### The exercise
Copy out the entries in full and with complete accuracy; pictures are excluded.

### Records for the exercise

-.-.-

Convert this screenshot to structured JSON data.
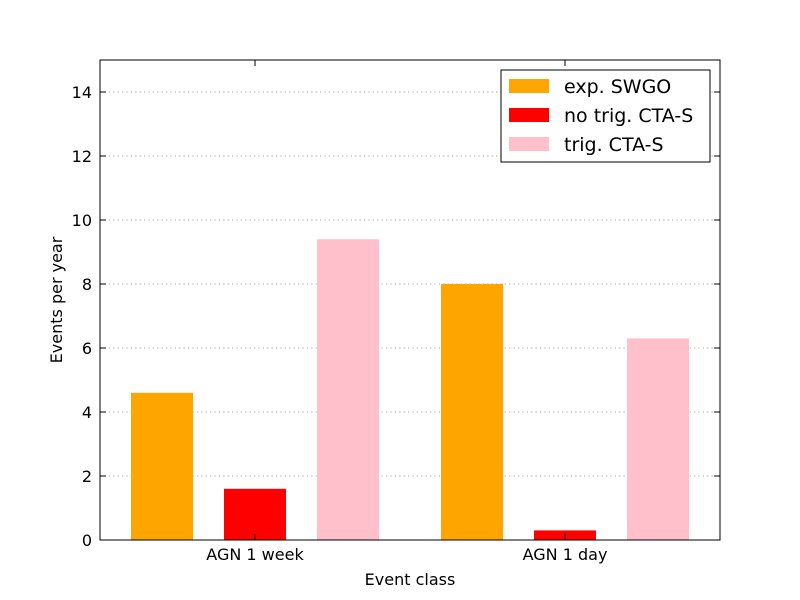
{
  "chart_data": {
    "type": "bar",
    "title": "",
    "xlabel": "Event class",
    "ylabel": "Events per year",
    "categories": [
      "AGN 1 week",
      "AGN 1 day"
    ],
    "series": [
      {
        "name": "exp. SWGO",
        "color": "#FFA500",
        "values": [
          4.6,
          8.0
        ]
      },
      {
        "name": "no trig. CTA-S",
        "color": "#FF0000",
        "values": [
          1.6,
          0.3
        ]
      },
      {
        "name": "trig. CTA-S",
        "color": "#FFC0CB",
        "values": [
          9.4,
          6.3
        ]
      }
    ],
    "ylim": [
      0,
      15
    ],
    "yticks": [
      "0",
      "2",
      "4",
      "6",
      "8",
      "10",
      "12",
      "14"
    ],
    "grid": "y-dotted",
    "legend_position": "top-right"
  }
}
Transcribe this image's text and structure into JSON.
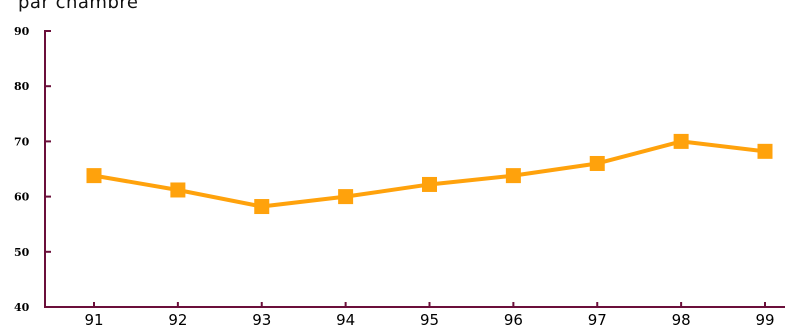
{
  "chart_data": {
    "type": "line",
    "title": "par chambre",
    "xlabel": "",
    "ylabel": "",
    "categories": [
      "91",
      "92",
      "93",
      "94",
      "95",
      "96",
      "97",
      "98",
      "99"
    ],
    "series": [
      {
        "values": [
          63.8,
          61.2,
          58.2,
          60.0,
          62.2,
          63.8,
          66.0,
          70.0,
          68.2
        ]
      }
    ],
    "ylim": [
      40,
      90
    ],
    "yticks": [
      "40",
      "50",
      "60",
      "70",
      "80",
      "90"
    ],
    "grid": false,
    "colors": {
      "series": "#FFA20C",
      "axis": "#6B0F3A"
    }
  }
}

-.-.-

### Reply to the task
Convert this screenshot to structured JSON data.
{
  "chart_data": {
    "type": "bar",
    "title": "",
    "xlabel": "Event class",
    "ylabel": "Events per year",
    "categories": [
      "AGN 1 week",
      "AGN 1 day"
    ],
    "series": [
      {
        "name": "exp. SWGO",
        "color": "#FFA500",
        "values": [
          4.6,
          8.0
        ]
      },
      {
        "name": "no trig. CTA-S",
        "color": "#FF0000",
        "values": [
          1.6,
          0.3
        ]
      },
      {
        "name": "trig. CTA-S",
        "color": "#FFC0CB",
        "values": [
          9.4,
          6.3
        ]
      }
    ],
    "ylim": [
      0,
      15
    ],
    "yticks": [
      "0",
      "2",
      "4",
      "6",
      "8",
      "10",
      "12",
      "14"
    ],
    "grid": "y-dotted",
    "legend_position": "top-right"
  }
}
Transcribe this image's text and structure into JSON.
{
  "chart_data": {
    "type": "line",
    "title": "par chambre",
    "xlabel": "",
    "ylabel": "",
    "categories": [
      "91",
      "92",
      "93",
      "94",
      "95",
      "96",
      "97",
      "98",
      "99"
    ],
    "series": [
      {
        "values": [
          63.8,
          61.2,
          58.2,
          60.0,
          62.2,
          63.8,
          66.0,
          70.0,
          68.2
        ]
      }
    ],
    "ylim": [
      40,
      90
    ],
    "yticks": [
      "40",
      "50",
      "60",
      "70",
      "80",
      "90"
    ],
    "grid": false,
    "colors": {
      "series": "#FFA20C",
      "axis": "#6B0F3A"
    }
  }
}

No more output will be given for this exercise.